>> START RECORDS FOR THE EXERCISE

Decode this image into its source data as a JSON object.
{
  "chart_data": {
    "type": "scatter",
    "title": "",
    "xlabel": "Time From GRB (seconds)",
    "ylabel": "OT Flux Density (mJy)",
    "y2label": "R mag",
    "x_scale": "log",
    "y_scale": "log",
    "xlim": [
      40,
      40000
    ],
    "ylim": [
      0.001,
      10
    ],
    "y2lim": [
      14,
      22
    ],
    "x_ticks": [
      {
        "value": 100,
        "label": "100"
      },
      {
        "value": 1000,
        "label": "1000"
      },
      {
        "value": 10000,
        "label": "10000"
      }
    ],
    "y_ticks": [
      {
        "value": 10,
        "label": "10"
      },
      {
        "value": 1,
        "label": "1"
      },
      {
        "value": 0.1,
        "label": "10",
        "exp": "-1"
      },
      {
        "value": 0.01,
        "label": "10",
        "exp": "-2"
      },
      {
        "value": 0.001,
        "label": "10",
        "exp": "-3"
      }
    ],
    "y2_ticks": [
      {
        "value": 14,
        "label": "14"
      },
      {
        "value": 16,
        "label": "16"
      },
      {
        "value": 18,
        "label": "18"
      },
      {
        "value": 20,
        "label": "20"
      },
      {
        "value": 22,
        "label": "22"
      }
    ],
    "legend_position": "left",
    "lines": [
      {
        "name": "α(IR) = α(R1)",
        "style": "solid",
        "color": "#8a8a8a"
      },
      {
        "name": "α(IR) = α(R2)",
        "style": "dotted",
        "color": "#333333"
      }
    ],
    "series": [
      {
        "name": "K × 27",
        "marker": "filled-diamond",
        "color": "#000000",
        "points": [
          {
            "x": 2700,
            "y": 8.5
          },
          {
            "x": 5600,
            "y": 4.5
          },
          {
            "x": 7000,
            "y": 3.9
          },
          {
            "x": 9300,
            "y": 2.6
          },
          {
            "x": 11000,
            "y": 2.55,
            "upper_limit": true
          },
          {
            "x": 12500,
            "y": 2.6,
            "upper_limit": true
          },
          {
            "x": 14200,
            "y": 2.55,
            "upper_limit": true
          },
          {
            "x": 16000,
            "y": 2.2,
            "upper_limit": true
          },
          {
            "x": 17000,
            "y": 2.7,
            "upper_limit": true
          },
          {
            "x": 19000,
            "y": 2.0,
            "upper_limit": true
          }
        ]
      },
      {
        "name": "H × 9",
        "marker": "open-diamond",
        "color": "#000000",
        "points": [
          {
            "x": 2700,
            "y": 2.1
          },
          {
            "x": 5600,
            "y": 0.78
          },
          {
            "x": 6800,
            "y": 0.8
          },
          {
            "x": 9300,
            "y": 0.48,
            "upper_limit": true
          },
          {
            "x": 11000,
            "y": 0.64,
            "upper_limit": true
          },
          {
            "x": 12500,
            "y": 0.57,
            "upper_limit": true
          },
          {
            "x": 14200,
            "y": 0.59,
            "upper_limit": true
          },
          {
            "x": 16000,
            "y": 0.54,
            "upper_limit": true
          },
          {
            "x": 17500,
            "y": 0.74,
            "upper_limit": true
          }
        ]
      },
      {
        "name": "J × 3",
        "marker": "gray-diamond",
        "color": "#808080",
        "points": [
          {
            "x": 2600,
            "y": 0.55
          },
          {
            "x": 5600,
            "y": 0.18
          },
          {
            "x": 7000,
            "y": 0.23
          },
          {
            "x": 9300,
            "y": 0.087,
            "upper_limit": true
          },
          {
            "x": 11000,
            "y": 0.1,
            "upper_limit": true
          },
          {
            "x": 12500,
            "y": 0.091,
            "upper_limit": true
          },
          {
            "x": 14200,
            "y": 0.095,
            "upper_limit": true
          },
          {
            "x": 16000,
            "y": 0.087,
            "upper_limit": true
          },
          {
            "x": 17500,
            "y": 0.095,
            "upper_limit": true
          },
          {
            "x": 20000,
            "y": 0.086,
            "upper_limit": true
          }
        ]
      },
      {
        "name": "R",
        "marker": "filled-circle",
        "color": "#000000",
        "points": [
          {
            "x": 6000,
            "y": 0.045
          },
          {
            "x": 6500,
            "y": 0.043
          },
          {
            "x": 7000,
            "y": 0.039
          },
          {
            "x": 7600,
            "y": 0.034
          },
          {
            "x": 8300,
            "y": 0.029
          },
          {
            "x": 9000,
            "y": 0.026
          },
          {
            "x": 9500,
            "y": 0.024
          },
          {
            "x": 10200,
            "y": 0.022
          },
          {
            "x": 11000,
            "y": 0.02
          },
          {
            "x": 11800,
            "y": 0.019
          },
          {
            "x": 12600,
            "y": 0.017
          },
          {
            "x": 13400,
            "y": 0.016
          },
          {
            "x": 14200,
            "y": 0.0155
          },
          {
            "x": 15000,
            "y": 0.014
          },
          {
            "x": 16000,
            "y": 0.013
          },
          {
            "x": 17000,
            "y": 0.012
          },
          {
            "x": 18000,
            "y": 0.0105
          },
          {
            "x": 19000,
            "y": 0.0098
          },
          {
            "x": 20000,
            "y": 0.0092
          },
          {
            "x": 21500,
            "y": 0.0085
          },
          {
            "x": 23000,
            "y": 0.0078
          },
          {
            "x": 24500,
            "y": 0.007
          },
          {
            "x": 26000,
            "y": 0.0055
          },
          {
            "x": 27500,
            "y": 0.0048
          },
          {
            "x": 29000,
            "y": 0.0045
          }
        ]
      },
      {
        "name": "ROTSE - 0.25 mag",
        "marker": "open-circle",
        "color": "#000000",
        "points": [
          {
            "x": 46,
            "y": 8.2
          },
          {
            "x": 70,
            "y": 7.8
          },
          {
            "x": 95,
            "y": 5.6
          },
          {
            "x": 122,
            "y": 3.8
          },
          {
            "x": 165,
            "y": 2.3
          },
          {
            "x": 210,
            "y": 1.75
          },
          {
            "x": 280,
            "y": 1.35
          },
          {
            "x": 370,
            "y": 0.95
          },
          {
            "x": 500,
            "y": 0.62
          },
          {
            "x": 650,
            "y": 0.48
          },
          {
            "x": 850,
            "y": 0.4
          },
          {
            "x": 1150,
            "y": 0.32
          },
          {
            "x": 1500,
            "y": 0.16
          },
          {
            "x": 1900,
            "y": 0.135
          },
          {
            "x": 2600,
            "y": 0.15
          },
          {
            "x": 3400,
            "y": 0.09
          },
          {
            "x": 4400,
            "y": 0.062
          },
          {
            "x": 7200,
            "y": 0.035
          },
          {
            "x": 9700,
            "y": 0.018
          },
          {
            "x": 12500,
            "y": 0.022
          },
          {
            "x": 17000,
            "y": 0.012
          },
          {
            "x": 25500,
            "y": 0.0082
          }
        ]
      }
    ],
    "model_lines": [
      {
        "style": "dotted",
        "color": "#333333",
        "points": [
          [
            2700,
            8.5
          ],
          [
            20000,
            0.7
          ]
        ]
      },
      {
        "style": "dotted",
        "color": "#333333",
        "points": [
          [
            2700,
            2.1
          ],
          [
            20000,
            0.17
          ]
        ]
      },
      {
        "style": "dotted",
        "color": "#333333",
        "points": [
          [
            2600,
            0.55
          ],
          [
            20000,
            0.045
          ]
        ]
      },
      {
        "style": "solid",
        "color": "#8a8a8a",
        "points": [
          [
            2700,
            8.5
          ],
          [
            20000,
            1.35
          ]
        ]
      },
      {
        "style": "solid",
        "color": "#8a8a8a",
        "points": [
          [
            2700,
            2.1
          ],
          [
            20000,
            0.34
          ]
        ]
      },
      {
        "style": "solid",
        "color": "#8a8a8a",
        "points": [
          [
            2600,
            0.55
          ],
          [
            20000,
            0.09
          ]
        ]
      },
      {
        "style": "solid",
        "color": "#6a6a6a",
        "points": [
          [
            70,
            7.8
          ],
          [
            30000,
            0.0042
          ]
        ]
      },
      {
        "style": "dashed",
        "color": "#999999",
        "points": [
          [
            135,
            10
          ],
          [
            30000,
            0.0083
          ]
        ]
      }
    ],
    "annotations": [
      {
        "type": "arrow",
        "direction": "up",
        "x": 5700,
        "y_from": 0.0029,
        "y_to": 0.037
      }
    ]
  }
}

>> END RECORDS FOR THE EXERCISE

EXERCISE DETAILS |
Where a line holds "name", copy it out.

SOLUTION FOR THIS TASK |
        "name": "α(IR) = α(R1)",
        "name": "α(IR) = α(R2)",
        "name": "K × 27",
        "name": "H × 9",
        "name": "J × 3",
        "name": "R",
        "name": "ROTSE - 0.25 mag",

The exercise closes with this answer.